• [Exercise]
Look for the string "title" in every line, and copy each line that has it.
____ Information shown
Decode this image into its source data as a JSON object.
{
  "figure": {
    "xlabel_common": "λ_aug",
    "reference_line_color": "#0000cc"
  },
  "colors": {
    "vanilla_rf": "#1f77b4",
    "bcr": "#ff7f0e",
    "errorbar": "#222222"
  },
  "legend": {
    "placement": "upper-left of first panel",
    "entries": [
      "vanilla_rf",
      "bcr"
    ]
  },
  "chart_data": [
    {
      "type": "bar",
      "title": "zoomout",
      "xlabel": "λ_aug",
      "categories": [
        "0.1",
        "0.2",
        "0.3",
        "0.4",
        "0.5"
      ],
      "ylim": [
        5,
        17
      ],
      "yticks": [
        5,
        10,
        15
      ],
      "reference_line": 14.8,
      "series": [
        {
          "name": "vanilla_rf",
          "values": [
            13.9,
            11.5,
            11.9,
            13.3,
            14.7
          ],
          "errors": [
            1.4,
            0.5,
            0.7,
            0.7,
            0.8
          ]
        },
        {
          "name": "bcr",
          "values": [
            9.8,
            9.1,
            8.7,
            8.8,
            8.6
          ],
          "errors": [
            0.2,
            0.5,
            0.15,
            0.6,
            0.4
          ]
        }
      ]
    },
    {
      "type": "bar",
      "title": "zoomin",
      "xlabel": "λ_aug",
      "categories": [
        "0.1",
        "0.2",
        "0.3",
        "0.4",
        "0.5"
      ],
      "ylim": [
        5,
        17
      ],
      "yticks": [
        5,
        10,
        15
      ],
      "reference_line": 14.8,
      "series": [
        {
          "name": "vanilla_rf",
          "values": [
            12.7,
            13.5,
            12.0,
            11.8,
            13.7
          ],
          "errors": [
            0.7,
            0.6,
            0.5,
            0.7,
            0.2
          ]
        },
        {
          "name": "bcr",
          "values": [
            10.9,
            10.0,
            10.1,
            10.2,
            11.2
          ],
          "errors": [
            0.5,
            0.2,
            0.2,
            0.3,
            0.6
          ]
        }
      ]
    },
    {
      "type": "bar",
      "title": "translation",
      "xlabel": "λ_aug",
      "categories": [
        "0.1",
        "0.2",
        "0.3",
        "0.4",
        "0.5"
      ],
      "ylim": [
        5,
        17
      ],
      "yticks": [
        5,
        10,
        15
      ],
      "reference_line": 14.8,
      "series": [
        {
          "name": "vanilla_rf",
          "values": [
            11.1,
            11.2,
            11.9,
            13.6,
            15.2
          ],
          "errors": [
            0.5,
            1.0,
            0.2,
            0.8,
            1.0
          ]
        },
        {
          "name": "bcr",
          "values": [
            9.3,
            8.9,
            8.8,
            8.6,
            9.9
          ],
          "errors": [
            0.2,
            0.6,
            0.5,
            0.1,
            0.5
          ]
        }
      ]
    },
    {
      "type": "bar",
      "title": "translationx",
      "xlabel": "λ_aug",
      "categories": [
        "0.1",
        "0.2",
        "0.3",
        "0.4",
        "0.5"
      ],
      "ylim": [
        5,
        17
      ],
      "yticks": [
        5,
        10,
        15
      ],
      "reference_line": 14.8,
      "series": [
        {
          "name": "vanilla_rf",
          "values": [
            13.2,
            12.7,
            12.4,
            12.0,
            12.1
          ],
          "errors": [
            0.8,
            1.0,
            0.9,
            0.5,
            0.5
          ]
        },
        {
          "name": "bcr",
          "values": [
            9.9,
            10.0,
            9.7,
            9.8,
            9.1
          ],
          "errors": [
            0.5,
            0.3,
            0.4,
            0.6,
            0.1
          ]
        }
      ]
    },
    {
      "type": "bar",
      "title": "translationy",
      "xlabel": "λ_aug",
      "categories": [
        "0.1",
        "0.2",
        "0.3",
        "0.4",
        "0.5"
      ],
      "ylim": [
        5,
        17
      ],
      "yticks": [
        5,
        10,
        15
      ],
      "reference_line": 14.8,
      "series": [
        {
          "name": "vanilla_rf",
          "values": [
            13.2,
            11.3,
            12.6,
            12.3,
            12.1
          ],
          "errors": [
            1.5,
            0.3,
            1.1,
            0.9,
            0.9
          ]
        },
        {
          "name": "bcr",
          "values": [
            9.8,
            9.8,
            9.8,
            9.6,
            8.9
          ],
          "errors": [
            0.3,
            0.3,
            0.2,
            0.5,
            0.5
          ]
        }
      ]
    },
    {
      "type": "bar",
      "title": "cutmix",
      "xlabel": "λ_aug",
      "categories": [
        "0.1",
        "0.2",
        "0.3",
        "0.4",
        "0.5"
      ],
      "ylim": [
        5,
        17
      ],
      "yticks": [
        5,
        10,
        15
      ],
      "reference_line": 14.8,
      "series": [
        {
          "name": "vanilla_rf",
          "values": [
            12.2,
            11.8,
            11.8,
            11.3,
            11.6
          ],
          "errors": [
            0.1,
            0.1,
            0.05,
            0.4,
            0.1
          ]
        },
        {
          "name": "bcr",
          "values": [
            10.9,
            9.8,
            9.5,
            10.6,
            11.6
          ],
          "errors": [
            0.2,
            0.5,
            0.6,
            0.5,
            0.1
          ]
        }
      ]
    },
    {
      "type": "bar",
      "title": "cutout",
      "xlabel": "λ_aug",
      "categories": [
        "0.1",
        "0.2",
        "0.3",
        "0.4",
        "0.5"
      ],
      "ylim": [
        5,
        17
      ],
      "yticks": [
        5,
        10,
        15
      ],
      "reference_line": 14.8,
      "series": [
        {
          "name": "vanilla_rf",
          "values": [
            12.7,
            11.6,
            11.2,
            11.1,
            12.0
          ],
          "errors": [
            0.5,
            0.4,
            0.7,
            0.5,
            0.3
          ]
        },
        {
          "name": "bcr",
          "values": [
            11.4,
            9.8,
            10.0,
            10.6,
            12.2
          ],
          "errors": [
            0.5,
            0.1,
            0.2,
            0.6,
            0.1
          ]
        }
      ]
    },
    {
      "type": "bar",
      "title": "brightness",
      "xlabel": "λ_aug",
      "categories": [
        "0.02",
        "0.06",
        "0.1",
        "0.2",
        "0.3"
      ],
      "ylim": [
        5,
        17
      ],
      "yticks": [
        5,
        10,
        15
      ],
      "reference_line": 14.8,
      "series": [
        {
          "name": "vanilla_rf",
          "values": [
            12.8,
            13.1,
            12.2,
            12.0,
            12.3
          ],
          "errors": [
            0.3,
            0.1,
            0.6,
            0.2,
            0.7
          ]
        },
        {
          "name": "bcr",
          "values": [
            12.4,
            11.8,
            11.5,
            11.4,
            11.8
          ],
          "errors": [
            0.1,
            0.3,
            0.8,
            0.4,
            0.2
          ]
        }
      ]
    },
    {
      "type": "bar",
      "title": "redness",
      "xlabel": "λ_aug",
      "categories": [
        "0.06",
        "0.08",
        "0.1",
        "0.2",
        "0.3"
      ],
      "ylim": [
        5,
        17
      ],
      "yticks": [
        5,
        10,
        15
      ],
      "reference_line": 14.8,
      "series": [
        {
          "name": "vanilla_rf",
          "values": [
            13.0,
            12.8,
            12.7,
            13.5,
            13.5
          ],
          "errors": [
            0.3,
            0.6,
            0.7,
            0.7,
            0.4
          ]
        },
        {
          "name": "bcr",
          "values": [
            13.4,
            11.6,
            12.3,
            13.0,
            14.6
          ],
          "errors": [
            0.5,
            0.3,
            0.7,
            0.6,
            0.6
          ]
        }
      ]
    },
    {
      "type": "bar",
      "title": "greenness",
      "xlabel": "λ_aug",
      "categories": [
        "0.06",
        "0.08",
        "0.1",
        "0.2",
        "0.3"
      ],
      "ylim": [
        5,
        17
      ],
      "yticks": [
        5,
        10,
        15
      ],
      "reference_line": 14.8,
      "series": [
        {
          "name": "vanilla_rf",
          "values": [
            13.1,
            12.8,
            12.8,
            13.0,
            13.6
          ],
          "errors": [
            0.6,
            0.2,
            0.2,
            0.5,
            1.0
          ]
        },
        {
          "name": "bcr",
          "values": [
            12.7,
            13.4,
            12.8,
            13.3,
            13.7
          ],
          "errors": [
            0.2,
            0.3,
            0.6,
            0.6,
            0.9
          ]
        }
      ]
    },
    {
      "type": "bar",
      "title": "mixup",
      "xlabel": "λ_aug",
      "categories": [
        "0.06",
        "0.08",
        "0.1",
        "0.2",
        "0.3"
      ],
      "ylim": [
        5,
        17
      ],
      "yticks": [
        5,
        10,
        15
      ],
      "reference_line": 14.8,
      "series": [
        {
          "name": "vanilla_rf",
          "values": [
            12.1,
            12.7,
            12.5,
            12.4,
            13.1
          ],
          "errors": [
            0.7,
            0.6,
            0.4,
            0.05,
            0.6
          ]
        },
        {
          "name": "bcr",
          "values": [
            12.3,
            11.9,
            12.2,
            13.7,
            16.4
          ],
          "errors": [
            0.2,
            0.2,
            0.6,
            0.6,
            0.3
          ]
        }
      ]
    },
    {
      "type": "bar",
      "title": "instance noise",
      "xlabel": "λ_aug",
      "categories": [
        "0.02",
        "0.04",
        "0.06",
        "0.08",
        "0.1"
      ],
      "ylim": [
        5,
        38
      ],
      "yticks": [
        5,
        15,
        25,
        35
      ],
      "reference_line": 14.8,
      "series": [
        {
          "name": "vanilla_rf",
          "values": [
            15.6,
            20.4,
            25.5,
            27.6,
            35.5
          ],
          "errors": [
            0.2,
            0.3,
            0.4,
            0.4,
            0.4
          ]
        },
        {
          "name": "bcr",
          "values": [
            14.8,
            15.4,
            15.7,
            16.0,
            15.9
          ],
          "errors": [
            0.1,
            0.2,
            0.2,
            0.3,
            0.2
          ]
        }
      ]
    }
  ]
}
________
• [Exercise answer]
      "title": "zoomout",
      "title": "zoomin",
      "title": "translation",
      "title": "translationx",
      "title": "translationy",
      "title": "cutmix",
      "title": "cutout",
      "title": "brightness",
      "title": "redness",
      "title": "greenness",
      "title": "mixup",
      "title": "instance noise",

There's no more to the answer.